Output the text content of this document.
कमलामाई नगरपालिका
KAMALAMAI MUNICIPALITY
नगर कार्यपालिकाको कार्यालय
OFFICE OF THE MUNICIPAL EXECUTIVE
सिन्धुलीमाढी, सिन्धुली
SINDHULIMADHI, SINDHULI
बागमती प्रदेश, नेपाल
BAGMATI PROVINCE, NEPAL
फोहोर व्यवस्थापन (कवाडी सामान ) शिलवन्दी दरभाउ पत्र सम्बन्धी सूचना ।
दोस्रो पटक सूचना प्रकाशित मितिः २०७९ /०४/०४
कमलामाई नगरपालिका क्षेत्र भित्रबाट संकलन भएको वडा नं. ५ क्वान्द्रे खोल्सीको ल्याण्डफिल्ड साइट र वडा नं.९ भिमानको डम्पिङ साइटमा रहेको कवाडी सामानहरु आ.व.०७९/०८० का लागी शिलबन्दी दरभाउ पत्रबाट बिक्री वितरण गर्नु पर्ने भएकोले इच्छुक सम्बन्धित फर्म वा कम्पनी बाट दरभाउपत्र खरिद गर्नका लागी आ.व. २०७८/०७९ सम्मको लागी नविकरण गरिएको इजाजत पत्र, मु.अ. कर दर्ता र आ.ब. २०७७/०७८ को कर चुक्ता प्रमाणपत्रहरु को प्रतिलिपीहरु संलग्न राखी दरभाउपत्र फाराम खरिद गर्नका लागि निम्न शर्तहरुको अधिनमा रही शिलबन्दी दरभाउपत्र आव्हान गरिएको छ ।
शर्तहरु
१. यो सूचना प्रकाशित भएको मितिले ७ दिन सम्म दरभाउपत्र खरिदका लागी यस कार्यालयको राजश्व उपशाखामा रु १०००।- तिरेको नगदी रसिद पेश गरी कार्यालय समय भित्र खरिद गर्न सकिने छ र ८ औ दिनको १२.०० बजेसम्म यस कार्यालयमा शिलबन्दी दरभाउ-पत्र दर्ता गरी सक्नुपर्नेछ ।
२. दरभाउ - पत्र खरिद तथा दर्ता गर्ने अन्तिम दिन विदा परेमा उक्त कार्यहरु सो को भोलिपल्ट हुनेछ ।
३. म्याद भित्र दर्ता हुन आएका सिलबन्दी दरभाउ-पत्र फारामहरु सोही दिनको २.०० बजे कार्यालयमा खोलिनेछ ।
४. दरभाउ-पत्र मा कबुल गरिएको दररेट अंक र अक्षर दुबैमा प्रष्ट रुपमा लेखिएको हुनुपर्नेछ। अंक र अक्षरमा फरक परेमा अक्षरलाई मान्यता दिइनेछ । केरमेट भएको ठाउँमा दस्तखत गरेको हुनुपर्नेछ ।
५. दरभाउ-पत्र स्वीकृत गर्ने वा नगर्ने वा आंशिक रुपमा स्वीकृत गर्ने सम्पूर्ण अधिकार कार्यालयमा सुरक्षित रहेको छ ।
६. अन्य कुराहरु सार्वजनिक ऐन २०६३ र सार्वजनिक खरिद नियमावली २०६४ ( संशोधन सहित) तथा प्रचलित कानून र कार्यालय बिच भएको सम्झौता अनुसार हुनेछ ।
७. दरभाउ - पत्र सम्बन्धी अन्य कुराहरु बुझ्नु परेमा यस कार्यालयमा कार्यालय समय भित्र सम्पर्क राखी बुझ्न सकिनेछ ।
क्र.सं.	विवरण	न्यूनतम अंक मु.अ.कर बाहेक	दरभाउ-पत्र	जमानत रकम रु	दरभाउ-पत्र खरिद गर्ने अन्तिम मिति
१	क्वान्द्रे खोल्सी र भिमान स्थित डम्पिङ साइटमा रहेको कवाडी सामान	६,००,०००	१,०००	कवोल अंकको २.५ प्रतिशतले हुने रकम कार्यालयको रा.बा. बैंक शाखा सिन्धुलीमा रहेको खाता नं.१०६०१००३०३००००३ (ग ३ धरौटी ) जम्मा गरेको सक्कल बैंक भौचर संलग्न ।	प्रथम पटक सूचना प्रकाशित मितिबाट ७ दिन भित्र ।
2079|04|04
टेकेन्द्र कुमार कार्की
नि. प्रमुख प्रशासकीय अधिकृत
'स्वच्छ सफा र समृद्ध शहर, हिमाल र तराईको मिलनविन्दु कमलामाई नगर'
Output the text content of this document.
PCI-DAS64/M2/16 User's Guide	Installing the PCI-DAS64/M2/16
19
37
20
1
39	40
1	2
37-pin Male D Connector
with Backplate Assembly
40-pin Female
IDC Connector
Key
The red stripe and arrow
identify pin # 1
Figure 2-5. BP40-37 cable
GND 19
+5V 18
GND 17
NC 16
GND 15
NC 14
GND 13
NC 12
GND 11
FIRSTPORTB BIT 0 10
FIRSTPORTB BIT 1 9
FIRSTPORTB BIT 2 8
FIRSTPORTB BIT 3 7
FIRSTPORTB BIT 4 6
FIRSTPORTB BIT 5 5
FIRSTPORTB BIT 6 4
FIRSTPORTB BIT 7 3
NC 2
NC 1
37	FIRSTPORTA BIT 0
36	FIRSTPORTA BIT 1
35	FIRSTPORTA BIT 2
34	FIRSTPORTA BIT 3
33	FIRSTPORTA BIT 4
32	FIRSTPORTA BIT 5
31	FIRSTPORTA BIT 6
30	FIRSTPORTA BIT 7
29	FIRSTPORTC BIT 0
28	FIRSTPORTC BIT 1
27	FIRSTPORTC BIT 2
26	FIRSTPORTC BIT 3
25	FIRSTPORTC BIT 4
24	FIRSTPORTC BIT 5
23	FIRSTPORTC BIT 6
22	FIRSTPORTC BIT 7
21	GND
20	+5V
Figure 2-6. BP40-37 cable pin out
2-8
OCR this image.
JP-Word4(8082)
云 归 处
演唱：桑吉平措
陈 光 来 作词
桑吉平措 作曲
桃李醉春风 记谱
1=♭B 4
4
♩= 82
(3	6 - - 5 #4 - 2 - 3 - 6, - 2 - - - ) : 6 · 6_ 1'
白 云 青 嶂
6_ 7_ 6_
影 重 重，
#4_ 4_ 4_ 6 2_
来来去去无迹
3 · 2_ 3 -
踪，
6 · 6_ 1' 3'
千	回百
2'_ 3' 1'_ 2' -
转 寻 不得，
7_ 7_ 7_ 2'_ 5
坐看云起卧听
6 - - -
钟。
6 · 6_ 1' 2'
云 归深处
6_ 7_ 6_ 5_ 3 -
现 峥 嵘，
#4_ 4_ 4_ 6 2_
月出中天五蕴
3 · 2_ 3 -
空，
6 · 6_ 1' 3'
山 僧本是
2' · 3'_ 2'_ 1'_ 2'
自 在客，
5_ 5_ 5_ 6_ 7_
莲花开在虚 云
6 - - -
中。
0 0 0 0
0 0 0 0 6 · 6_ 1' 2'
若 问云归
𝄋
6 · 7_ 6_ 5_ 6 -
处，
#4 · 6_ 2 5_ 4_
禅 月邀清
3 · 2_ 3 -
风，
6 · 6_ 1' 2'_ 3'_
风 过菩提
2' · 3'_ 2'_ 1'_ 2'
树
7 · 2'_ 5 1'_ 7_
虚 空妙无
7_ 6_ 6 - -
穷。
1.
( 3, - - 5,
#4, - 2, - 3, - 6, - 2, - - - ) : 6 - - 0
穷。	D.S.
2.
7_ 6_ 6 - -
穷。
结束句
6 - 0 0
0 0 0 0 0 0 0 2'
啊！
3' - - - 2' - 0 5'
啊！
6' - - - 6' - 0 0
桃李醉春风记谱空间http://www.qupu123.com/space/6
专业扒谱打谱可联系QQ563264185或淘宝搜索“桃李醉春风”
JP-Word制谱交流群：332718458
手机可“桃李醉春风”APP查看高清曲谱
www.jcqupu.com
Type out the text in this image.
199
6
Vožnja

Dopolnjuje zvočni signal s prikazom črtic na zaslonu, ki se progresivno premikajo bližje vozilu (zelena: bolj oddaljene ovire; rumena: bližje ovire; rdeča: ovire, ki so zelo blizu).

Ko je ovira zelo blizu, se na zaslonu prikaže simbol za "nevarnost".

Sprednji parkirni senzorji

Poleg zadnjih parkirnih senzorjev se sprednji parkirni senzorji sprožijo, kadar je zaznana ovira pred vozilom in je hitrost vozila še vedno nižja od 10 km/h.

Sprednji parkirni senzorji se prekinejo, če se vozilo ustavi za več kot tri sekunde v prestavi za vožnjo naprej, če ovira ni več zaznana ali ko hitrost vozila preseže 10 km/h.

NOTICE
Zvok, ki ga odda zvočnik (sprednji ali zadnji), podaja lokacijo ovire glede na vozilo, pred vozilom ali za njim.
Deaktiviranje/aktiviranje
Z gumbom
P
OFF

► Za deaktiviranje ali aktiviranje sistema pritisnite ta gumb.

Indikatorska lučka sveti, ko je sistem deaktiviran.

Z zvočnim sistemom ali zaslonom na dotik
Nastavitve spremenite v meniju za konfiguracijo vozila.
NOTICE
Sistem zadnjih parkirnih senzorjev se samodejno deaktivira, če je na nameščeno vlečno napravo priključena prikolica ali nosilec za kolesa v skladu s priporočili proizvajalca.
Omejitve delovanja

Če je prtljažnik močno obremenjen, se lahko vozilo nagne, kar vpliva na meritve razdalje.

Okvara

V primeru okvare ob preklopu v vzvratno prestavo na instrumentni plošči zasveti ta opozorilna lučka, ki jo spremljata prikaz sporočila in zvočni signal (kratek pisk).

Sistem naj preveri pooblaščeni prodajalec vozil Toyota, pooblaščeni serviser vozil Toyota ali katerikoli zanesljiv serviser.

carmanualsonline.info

**Work to do:**
Report the number of lines in the listing where the string "FIRSTPORTC" appears, and nothing besides.

**Complete response:**
8